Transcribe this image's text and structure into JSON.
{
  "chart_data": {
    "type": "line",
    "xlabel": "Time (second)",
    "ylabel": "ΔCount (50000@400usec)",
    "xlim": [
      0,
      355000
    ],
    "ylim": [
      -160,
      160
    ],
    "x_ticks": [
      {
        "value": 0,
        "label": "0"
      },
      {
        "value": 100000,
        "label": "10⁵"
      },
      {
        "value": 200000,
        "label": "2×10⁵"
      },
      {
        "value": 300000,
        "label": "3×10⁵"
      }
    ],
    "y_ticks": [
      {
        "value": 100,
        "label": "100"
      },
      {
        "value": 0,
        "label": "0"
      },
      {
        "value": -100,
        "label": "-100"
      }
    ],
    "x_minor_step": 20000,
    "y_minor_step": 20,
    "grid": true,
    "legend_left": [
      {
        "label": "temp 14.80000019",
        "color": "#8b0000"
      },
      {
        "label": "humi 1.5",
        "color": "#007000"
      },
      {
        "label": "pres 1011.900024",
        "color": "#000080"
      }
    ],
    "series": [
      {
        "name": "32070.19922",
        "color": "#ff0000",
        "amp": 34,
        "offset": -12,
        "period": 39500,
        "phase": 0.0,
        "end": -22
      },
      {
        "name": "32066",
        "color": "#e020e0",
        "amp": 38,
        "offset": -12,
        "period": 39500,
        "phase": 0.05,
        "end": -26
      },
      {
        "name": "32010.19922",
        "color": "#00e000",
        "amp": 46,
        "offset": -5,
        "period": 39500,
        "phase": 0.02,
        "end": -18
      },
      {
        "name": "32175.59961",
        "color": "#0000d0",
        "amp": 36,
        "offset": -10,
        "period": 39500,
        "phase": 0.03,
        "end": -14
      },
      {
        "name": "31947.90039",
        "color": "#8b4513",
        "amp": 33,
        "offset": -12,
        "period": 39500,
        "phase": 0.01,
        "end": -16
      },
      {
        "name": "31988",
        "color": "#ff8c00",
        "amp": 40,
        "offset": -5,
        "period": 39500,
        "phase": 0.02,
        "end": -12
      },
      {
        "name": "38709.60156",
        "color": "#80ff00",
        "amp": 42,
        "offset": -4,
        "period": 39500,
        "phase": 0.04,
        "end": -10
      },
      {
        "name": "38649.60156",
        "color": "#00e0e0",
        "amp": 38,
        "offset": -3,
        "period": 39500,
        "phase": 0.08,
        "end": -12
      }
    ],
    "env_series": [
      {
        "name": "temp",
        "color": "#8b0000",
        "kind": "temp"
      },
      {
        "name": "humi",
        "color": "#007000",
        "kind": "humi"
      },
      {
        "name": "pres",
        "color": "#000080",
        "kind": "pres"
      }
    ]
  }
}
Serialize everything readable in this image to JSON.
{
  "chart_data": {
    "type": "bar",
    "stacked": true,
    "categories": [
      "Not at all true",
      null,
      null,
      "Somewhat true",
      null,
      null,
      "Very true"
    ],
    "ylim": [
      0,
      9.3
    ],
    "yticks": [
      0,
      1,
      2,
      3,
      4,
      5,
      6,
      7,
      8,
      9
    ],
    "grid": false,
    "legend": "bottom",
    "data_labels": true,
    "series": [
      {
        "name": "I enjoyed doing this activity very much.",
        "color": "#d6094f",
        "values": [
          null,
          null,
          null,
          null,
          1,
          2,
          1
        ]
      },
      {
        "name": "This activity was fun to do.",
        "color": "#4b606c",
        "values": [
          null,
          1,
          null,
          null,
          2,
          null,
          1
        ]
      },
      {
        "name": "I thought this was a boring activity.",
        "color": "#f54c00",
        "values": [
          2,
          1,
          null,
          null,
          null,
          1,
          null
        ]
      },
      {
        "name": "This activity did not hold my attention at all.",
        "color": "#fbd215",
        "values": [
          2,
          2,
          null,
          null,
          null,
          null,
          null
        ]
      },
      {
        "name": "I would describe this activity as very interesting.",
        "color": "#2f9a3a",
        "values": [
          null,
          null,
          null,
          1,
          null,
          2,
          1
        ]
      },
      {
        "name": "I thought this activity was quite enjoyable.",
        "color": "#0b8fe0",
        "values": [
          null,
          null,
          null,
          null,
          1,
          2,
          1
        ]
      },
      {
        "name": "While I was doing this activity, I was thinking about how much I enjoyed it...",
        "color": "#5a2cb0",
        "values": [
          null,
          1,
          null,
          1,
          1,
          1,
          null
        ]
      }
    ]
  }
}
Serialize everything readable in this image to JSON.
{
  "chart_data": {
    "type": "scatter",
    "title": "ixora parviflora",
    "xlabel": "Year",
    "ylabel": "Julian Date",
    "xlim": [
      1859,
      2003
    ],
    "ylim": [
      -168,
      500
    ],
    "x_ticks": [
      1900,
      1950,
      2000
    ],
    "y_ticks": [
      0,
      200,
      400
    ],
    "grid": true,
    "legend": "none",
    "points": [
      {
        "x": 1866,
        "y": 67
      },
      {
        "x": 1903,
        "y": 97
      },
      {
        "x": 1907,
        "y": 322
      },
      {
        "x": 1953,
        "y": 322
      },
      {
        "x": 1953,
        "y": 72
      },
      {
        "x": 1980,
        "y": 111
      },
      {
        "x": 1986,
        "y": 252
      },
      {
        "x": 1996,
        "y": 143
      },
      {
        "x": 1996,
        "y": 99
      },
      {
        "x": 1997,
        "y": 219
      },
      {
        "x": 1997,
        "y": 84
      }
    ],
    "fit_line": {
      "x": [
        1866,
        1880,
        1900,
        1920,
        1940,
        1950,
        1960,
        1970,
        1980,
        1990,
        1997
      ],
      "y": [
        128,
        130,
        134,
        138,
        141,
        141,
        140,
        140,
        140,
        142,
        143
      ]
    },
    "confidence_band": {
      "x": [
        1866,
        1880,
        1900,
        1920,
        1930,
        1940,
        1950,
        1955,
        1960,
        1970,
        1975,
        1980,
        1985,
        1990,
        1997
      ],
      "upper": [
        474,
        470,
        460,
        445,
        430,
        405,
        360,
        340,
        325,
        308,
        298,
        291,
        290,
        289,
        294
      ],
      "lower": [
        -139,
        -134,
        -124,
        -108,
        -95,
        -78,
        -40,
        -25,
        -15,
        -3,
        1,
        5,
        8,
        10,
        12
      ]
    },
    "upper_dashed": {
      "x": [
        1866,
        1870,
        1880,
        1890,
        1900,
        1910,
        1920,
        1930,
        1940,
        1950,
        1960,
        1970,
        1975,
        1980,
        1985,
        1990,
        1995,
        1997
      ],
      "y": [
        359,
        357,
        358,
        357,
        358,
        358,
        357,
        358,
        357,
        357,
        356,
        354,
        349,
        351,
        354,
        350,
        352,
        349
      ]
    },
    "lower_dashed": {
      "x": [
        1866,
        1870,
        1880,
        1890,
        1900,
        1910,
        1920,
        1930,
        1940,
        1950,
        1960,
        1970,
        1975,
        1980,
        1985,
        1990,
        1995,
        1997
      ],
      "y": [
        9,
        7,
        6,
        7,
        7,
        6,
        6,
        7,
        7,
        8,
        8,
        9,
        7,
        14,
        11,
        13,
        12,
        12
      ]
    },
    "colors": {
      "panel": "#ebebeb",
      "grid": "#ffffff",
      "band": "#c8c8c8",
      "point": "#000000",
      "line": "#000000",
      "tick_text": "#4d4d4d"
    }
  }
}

****************

GIVEN REQUEST:
Repeat the data precisely, reproducing every entry.

EXERCISE RESULT:
Transcribe this image's text and structure into JSON.
{
  "chart_data": {
    "type": "line",
    "xlabel": "Time (second)",
    "ylabel": "ΔCount (50000@400usec)",
    "xlim": [
      0,
      355000
    ],
    "ylim": [
      -160,
      160
    ],
    "x_ticks": [
      {
        "value": 0,
        "label": "0"
      },
      {
        "value": 100000,
        "label": "10⁵"
      },
      {
        "value": 200000,
        "label": "2×10⁵"
      },
      {
        "value": 300000,
        "label": "3×10⁵"
      }
    ],
    "y_ticks": [
      {
        "value": 100,
        "label": "100"
      },
      {
        "value": 0,
        "label": "0"
      },
      {
        "value": -100,
        "label": "-100"
      }
    ],
    "x_minor_step": 20000,
    "y_minor_step": 20,
    "grid": true,
    "legend_left": [
      {
        "label": "temp 14.80000019",
        "color": "#8b0000"
      },
      {
        "label": "humi 1.5",
        "color": "#007000"
      },
      {
        "label": "pres 1011.900024",
        "color": "#000080"
      }
    ],
    "series": [
      {
        "name": "32070.19922",
        "color": "#ff0000",
        "amp": 34,
        "offset": -12,
        "period": 39500,
        "phase": 0.0,
        "end": -22
      },
      {
        "name": "32066",
        "color": "#e020e0",
        "amp": 38,
        "offset": -12,
        "period": 39500,
        "phase": 0.05,
        "end": -26
      },
      {
        "name": "32010.19922",
        "color": "#00e000",
        "amp": 46,
        "offset": -5,
        "period": 39500,
        "phase": 0.02,
        "end": -18
      },
      {
        "name": "32175.59961",
        "color": "#0000d0",
        "amp": 36,
        "offset": -10,
        "period": 39500,
        "phase": 0.03,
        "end": -14
      },
      {
        "name": "31947.90039",
        "color": "#8b4513",
        "amp": 33,
        "offset": -12,
        "period": 39500,
        "phase": 0.01,
        "end": -16
      },
      {
        "name": "31988",
        "color": "#ff8c00",
        "amp": 40,
        "offset": -5,
        "period": 39500,
        "phase": 0.02,
        "end": -12
      },
      {
        "name": "38709.60156",
        "color": "#80ff00",
        "amp": 42,
        "offset": -4,
        "period": 39500,
        "phase": 0.04,
        "end": -10
      },
      {
        "name": "38649.60156",
        "color": "#00e0e0",
        "amp": 38,
        "offset": -3,
        "period": 39500,
        "phase": 0.08,
        "end": -12
      }
    ],
    "env_series": [
      {
        "name": "temp",
        "color": "#8b0000",
        "kind": "temp"
      },
      {
        "name": "humi",
        "color": "#007000",
        "kind": "humi"
      },
      {
        "name": "pres",
        "color": "#000080",
        "kind": "pres"
      }
    ]
  }
}
Serialize everything readable in this image to JSON.
{
  "chart_data": {
    "type": "bar",
    "stacked": true,
    "categories": [
      "Not at all true",
      null,
      null,
      "Somewhat true",
      null,
      null,
      "Very true"
    ],
    "ylim": [
      0,
      9.3
    ],
    "yticks": [
      0,
      1,
      2,
      3,
      4,
      5,
      6,
      7,
      8,
      9
    ],
    "grid": false,
    "legend": "bottom",
    "data_labels": true,
    "series": [
      {
        "name": "I enjoyed doing this activity very much.",
        "color": "#d6094f",
        "values": [
          null,
          null,
          null,
          null,
          1,
          2,
          1
        ]
      },
      {
        "name": "This activity was fun to do.",
        "color": "#4b606c",
        "values": [
          null,
          1,
          null,
          null,
          2,
          null,
          1
        ]
      },
      {
        "name": "I thought this was a boring activity.",
        "color": "#f54c00",
        "values": [
          2,
          1,
          null,
          null,
          null,
          1,
          null
        ]
      },
      {
        "name": "This activity did not hold my attention at all.",
        "color": "#fbd215",
        "values": [
          2,
          2,
          null,
          null,
          null,
          null,
          null
        ]
      },
      {
        "name": "I would describe this activity as very interesting.",
        "color": "#2f9a3a",
        "values": [
          null,
          null,
          null,
          1,
          null,
          2,
          1
        ]
      },
      {
        "name": "I thought this activity was quite enjoyable.",
        "color": "#0b8fe0",
        "values": [
          null,
          null,
          null,
          null,
          1,
          2,
          1
        ]
      },
      {
        "name": "While I was doing this activity, I was thinking about how much I enjoyed it...",
        "color": "#5a2cb0",
        "values": [
          null,
          1,
          null,
          1,
          1,
          1,
          null
        ]
      }
    ]
  }
}
Serialize everything readable in this image to JSON.
{
  "chart_data": {
    "type": "scatter",
    "title": "ixora parviflora",
    "xlabel": "Year",
    "ylabel": "Julian Date",
    "xlim": [
      1859,
      2003
    ],
    "ylim": [
      -168,
      500
    ],
    "x_ticks": [
      1900,
      1950,
      2000
    ],
    "y_ticks": [
      0,
      200,
      400
    ],
    "grid": true,
    "legend": "none",
    "points": [
      {
        "x": 1866,
        "y": 67
      },
      {
        "x": 1903,
        "y": 97
      },
      {
        "x": 1907,
        "y": 322
      },
      {
        "x": 1953,
        "y": 322
      },
      {
        "x": 1953,
        "y": 72
      },
      {
        "x": 1980,
        "y": 111
      },
      {
        "x": 1986,
        "y": 252
      },
      {
        "x": 1996,
        "y": 143
      },
      {
        "x": 1996,
        "y": 99
      },
      {
        "x": 1997,
        "y": 219
      },
      {
        "x": 1997,
        "y": 84
      }
    ],
    "fit_line": {
      "x": [
        1866,
        1880,
        1900,
        1920,
        1940,
        1950,
        1960,
        1970,
        1980,
        1990,
        1997
      ],
      "y": [
        128,
        130,
        134,
        138,
        141,
        141,
        140,
        140,
        140,
        142,
        143
      ]
    },
    "confidence_band": {
      "x": [
        1866,
        1880,
        1900,
        1920,
        1930,
        1940,
        1950,
        1955,
        1960,
        1970,
        1975,
        1980,
        1985,
        1990,
        1997
      ],
      "upper": [
        474,
        470,
        460,
        445,
        430,
        405,
        360,
        340,
        325,
        308,
        298,
        291,
        290,
        289,
        294
      ],
      "lower": [
        -139,
        -134,
        -124,
        -108,
        -95,
        -78,
        -40,
        -25,
        -15,
        -3,
        1,
        5,
        8,
        10,
        12
      ]
    },
    "upper_dashed": {
      "x": [
        1866,
        1870,
        1880,
        1890,
        1900,
        1910,
        1920,
        1930,
        1940,
        1950,
        1960,
        1970,
        1975,
        1980,
        1985,
        1990,
        1995,
        1997
      ],
      "y": [
        359,
        357,
        358,
        357,
        358,
        358,
        357,
        358,
        357,
        357,
        356,
        354,
        349,
        351,
        354,
        350,
        352,
        349
      ]
    },
    "lower_dashed": {
      "x": [
        1866,
        1870,
        1880,
        1890,
        1900,
        1910,
        1920,
        1930,
        1940,
        1950,
        1960,
        1970,
        1975,
        1980,
        1985,
        1990,
        1995,
        1997
      ],
      "y": [
        9,
        7,
        6,
        7,
        7,
        6,
        6,
        7,
        7,
        8,
        8,
        9,
        7,
        14,
        11,
        13,
        12,
        12
      ]
    },
    "colors": {
      "panel": "#ebebeb",
      "grid": "#ffffff",
      "band": "#c8c8c8",
      "point": "#000000",
      "line": "#000000",
      "tick_text": "#4d4d4d"
    }
  }
}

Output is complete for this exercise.